# 任务
[1] 把这篇二叉树题解中以“需要做些改动”开头的那段改写成简短的要点列表，保留主要内容。
[2] 请原样打印这篇二叉树题解中从“nextLineHead = current.right;”到“null && current.right != null)”的部分。

# 原文
------

What if the given tree could be any binary tree? Would your previous solution still work?

Note:

You may only use constant extra space.

For example,
Given the following binary tree,

After calling your function, the tree should look like:

         1 -> NULL
       /  \
      2 -> 3 -> NULL
     / \    \
    4-> 5 -> 7 -> NULL

是前一道题的延伸，这里树不再是complete的了，而可以是任意形式的。

需要做些改动。在找下一层的head pointer时要判断current有哪个孩子；而且也不一定是记录前一个node的right child了，而是记录最近的一个没有更新其next的node。

/**
 * Definition for binary tree with next pointer.
 * public class TreeLinkNode {
 *     int val;
 *     TreeLinkNode left, right, next;
 *     TreeLinkNode(int x) { val = x; }
 * }
 */
public class Solution {
    public void connect(TreeLinkNode root) {
        if(root == null)
            return;
        TreeLinkNode nextLineHead = root;
        
        while(nextLineHead != null){
            TreeLinkNode previousTail = null, current = nextLineHead;
            nextLineHead = null;
            
            while(current != null){
                //update the next line header if the current node has a child
                if(nextLineHead == null){
                    if(current.left != null)
                        nextLineHead = current.left;
                    else if(current.right != null)
                        nextLineHead = current.right;
                }
                
                //if the current node has two children, link the left to the right
                if(current.left != null && current.right != null)

------

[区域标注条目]
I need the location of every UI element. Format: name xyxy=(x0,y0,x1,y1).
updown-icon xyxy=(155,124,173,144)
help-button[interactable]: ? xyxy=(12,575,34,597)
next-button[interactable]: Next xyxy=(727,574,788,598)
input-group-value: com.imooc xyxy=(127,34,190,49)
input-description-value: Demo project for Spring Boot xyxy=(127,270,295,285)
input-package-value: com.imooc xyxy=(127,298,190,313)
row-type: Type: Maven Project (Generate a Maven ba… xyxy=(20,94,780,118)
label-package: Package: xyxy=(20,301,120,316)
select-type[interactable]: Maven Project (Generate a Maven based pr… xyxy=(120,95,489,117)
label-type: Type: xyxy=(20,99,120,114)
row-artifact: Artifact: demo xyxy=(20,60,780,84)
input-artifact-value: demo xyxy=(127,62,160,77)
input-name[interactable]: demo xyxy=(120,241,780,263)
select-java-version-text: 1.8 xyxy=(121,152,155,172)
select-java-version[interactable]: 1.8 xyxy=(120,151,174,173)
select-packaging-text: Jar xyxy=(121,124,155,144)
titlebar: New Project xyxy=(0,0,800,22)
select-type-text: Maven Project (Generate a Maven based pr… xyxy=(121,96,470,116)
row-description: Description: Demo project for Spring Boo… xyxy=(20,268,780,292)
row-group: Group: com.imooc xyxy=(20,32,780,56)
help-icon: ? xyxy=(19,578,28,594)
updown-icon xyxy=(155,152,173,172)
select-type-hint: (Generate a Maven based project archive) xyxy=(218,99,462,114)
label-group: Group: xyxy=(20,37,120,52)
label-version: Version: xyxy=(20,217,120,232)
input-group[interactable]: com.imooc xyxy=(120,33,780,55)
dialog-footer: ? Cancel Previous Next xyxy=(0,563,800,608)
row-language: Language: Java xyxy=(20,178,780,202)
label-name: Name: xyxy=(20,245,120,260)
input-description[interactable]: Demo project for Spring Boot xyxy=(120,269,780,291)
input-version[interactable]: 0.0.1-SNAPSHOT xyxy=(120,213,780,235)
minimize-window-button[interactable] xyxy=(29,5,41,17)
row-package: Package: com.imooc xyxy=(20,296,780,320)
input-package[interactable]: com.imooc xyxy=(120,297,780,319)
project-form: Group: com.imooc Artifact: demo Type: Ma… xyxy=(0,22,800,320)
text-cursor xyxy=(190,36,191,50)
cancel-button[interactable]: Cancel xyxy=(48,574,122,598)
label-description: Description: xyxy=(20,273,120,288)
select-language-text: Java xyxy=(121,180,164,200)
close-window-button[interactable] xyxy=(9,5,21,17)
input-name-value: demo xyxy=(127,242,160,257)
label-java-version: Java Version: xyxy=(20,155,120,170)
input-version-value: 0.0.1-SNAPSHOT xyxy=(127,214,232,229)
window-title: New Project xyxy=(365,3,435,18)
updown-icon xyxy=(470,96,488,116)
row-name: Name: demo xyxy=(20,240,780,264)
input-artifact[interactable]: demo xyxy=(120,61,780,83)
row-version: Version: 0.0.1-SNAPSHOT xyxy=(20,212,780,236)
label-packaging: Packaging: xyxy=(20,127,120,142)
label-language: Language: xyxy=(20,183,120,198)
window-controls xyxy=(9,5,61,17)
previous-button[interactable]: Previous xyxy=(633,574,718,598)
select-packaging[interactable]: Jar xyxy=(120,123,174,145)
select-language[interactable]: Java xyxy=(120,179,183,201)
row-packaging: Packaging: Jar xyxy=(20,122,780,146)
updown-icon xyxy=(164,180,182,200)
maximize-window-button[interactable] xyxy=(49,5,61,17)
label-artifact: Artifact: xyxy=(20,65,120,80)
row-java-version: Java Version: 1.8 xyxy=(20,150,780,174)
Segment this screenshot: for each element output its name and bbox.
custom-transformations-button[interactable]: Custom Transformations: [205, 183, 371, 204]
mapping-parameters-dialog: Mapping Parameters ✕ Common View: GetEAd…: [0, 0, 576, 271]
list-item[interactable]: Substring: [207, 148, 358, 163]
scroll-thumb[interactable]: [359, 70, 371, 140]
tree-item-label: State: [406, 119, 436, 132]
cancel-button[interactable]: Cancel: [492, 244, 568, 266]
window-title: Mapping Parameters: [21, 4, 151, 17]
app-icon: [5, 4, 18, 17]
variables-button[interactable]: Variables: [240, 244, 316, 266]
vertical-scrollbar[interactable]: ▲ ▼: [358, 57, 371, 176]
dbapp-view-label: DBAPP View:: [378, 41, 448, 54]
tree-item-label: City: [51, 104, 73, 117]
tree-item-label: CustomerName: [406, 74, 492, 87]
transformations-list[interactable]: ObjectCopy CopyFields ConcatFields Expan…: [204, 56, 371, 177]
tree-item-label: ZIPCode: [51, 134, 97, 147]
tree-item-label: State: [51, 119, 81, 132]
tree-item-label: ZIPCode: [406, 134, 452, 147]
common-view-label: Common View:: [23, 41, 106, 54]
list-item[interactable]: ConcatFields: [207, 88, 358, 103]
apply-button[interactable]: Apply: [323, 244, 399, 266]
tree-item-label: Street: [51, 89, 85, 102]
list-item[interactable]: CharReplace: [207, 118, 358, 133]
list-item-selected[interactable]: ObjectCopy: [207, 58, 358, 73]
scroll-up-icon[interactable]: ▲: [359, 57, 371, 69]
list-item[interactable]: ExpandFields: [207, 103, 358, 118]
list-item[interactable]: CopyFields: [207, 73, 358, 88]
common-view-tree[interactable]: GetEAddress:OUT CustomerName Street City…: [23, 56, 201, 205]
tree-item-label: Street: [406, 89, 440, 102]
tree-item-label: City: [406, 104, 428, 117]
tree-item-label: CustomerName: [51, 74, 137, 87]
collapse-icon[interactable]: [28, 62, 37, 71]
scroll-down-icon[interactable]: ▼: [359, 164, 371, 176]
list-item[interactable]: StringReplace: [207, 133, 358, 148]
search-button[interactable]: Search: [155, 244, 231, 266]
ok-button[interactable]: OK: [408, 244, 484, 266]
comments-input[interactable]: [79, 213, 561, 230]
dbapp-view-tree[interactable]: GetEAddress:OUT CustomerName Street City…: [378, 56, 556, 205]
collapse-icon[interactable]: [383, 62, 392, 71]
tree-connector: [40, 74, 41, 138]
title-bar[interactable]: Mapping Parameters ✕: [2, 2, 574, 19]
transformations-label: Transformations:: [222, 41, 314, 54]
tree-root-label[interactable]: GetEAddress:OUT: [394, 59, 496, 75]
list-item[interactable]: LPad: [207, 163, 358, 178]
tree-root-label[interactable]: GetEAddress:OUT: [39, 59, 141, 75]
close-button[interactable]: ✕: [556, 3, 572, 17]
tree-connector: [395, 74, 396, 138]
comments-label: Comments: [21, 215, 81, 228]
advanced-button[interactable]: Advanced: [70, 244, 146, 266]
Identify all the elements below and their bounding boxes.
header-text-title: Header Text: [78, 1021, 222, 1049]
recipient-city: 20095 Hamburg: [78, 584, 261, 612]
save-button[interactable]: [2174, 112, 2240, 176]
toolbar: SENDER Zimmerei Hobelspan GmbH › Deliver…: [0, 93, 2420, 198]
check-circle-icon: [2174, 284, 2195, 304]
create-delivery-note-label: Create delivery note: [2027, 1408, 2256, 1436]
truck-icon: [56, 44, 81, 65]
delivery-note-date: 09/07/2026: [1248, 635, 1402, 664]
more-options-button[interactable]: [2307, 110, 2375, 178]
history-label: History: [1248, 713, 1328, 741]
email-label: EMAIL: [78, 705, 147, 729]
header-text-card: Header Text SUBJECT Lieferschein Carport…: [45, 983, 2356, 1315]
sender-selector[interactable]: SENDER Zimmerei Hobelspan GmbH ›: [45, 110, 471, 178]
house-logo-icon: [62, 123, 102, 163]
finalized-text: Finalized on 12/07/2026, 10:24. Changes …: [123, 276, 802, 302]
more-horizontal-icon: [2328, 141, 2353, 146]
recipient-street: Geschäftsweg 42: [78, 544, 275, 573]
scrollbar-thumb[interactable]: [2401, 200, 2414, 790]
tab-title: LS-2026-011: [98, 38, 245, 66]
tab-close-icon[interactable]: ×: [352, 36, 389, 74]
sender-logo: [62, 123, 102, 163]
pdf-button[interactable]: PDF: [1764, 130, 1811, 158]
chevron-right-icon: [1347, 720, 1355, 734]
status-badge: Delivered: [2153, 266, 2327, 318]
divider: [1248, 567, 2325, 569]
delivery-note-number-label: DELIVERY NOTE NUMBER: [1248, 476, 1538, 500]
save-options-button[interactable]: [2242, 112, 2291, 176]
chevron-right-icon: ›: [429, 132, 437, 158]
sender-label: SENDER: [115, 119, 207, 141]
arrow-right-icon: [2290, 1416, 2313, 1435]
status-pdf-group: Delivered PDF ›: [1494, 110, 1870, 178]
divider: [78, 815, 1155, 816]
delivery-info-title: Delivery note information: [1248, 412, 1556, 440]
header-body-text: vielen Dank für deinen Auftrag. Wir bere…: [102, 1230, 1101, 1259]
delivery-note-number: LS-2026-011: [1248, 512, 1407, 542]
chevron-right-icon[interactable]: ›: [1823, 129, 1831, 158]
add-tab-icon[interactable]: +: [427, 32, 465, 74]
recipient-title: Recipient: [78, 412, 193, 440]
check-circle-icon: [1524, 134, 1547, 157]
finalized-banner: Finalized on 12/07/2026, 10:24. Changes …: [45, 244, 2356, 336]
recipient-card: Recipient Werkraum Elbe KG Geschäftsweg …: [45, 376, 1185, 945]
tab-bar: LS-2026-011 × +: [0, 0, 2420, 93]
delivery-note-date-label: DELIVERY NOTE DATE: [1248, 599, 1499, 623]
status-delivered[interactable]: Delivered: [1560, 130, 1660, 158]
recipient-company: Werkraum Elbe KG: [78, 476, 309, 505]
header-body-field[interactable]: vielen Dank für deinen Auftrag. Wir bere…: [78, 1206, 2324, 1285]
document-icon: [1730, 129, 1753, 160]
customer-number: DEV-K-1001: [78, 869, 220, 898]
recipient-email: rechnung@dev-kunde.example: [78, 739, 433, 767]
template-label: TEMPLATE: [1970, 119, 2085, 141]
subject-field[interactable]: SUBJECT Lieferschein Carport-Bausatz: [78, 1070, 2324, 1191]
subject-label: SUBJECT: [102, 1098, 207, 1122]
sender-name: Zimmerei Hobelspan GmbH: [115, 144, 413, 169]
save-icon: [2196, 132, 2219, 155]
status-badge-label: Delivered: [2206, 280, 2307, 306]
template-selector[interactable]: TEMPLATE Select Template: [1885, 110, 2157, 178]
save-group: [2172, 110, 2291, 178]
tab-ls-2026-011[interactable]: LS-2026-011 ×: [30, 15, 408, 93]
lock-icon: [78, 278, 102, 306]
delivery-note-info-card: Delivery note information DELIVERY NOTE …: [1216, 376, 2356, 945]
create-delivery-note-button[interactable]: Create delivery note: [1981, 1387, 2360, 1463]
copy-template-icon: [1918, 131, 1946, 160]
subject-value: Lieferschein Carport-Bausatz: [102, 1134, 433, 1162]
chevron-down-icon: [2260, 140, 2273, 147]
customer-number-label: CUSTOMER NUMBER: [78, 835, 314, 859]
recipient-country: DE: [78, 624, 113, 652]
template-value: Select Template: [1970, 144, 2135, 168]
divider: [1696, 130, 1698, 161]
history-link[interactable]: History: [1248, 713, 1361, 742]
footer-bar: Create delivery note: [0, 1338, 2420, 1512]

------

# 各题答案
[1]
- 寻找下一层的 head pointer 时，要判断 current 有哪个孩子。
- 不一定记录前一个 node 的 right child，而要记录最近一个还没更新 next 的 node。

[2]
nextLineHead = current.right;
                }
                
                //if the current node has two children, link the left to the right
                if(current.left != null && current.right != null)